'''

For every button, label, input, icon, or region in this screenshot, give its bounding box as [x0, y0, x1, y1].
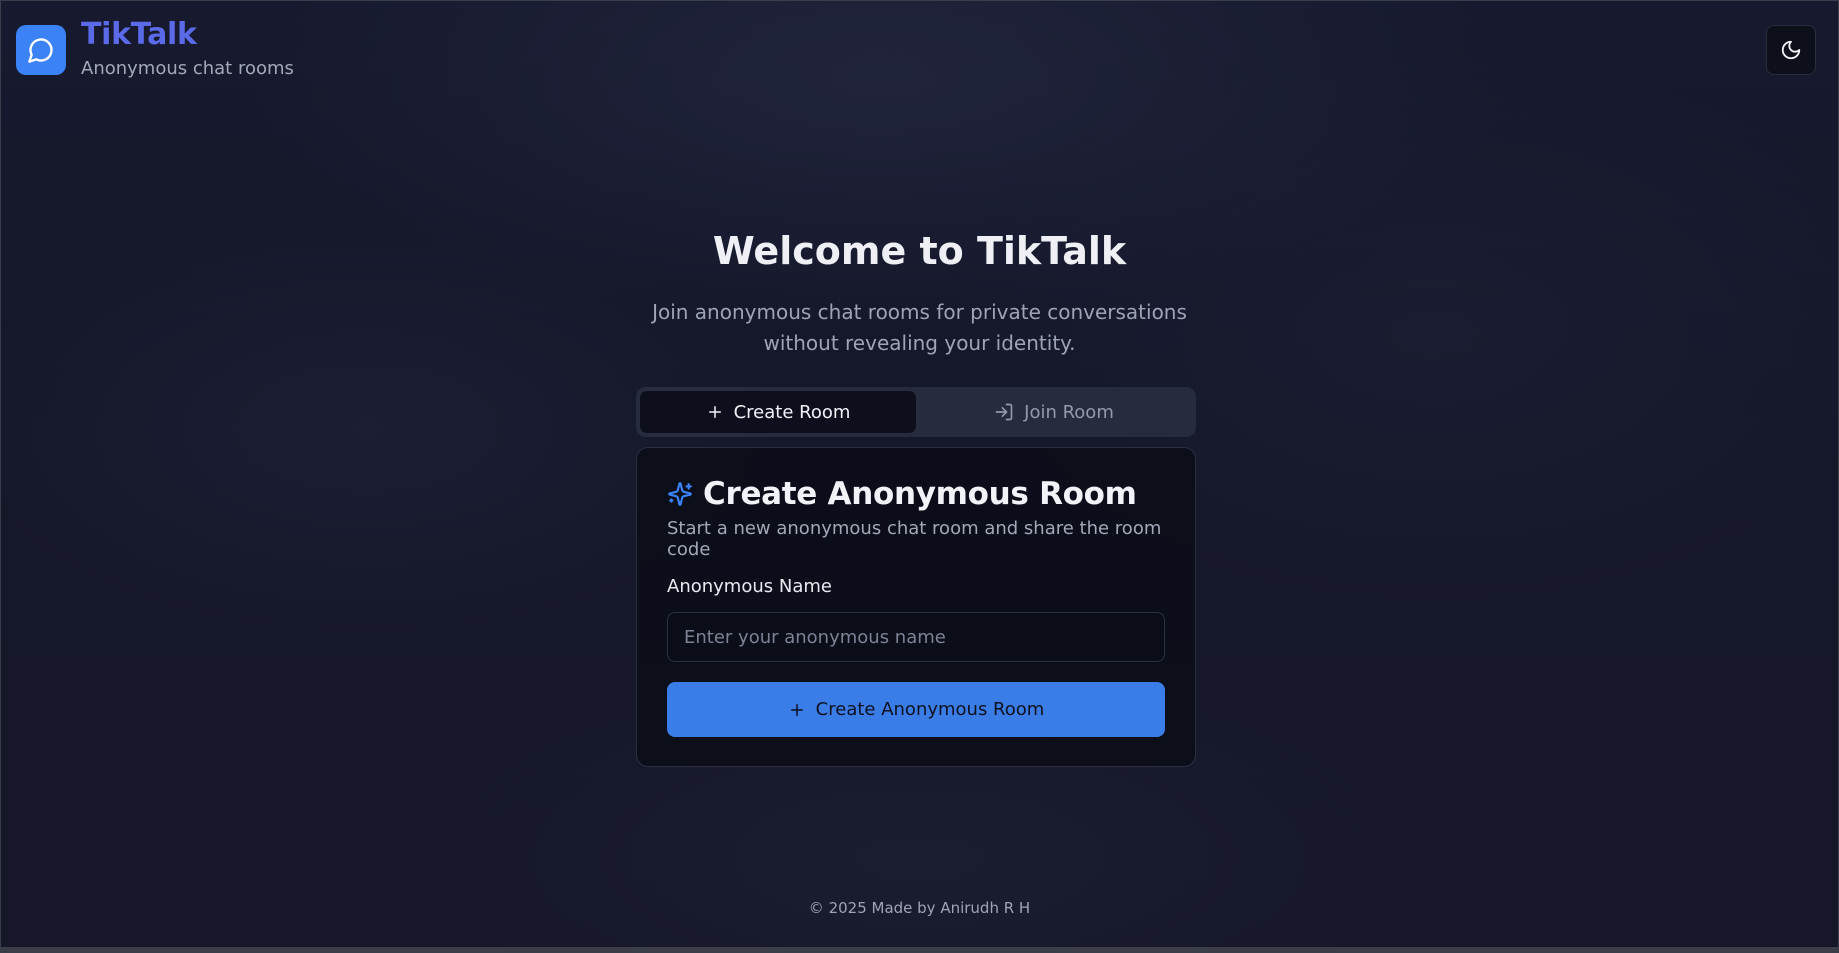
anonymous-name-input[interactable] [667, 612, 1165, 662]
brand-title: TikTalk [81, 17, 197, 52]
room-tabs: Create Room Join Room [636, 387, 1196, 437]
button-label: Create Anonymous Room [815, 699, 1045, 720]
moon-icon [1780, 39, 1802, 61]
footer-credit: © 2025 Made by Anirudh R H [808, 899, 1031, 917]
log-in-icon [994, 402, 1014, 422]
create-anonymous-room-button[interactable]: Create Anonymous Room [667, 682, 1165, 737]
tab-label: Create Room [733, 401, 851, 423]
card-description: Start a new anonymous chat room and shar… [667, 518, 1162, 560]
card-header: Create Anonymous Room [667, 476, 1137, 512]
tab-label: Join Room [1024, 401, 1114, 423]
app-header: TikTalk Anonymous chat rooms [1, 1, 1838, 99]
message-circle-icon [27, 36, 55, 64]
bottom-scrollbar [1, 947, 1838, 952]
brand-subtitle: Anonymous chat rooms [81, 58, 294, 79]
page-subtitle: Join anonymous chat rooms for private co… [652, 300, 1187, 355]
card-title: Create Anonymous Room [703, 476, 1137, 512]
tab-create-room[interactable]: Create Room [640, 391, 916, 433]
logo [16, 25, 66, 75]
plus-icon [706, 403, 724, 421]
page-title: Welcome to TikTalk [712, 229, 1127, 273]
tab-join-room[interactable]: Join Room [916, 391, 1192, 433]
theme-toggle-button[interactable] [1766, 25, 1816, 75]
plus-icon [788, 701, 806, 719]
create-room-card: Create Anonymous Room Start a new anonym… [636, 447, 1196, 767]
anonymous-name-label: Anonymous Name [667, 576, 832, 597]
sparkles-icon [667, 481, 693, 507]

'''

WORK REQUIRED | Give back every row above, line for line and without changing anything, but leave out the pictures.

REPLY TO THE TASK |
For every button, label, input, icon, or region in this screenshot, give its bounding box as [x0, y0, x1, y1].
anonymous-name-input[interactable] [667, 612, 1165, 662]
brand-title: TikTalk [81, 17, 197, 52]
room-tabs: Create Room Join Room [636, 387, 1196, 437]
button-label: Create Anonymous Room [815, 699, 1045, 720]
moon-icon [1780, 39, 1802, 61]
footer-credit: © 2025 Made by Anirudh R H [808, 899, 1031, 917]
log-in-icon [994, 402, 1014, 422]
create-anonymous-room-button[interactable]: Create Anonymous Room [667, 682, 1165, 737]
tab-label: Create Room [733, 401, 851, 423]
card-description: Start a new anonymous chat room and shar… [667, 518, 1162, 560]
card-header: Create Anonymous Room [667, 476, 1137, 512]
tab-label: Join Room [1024, 401, 1114, 423]
app-header: TikTalk Anonymous chat rooms [1, 1, 1838, 99]
message-circle-icon [27, 36, 55, 64]
bottom-scrollbar [1, 947, 1838, 952]
brand-subtitle: Anonymous chat rooms [81, 58, 294, 79]
page-subtitle: Join anonymous chat rooms for private co… [652, 300, 1187, 355]
card-title: Create Anonymous Room [703, 476, 1137, 512]
tab-create-room[interactable]: Create Room [640, 391, 916, 433]
logo [16, 25, 66, 75]
plus-icon [706, 403, 724, 421]
page-title: Welcome to TikTalk [712, 229, 1127, 273]
tab-join-room[interactable]: Join Room [916, 391, 1192, 433]
theme-toggle-button[interactable] [1766, 25, 1816, 75]
plus-icon [788, 701, 806, 719]
create-room-card: Create Anonymous Room Start a new anonym… [636, 447, 1196, 767]
anonymous-name-label: Anonymous Name [667, 576, 832, 597]
sparkles-icon [667, 481, 693, 507]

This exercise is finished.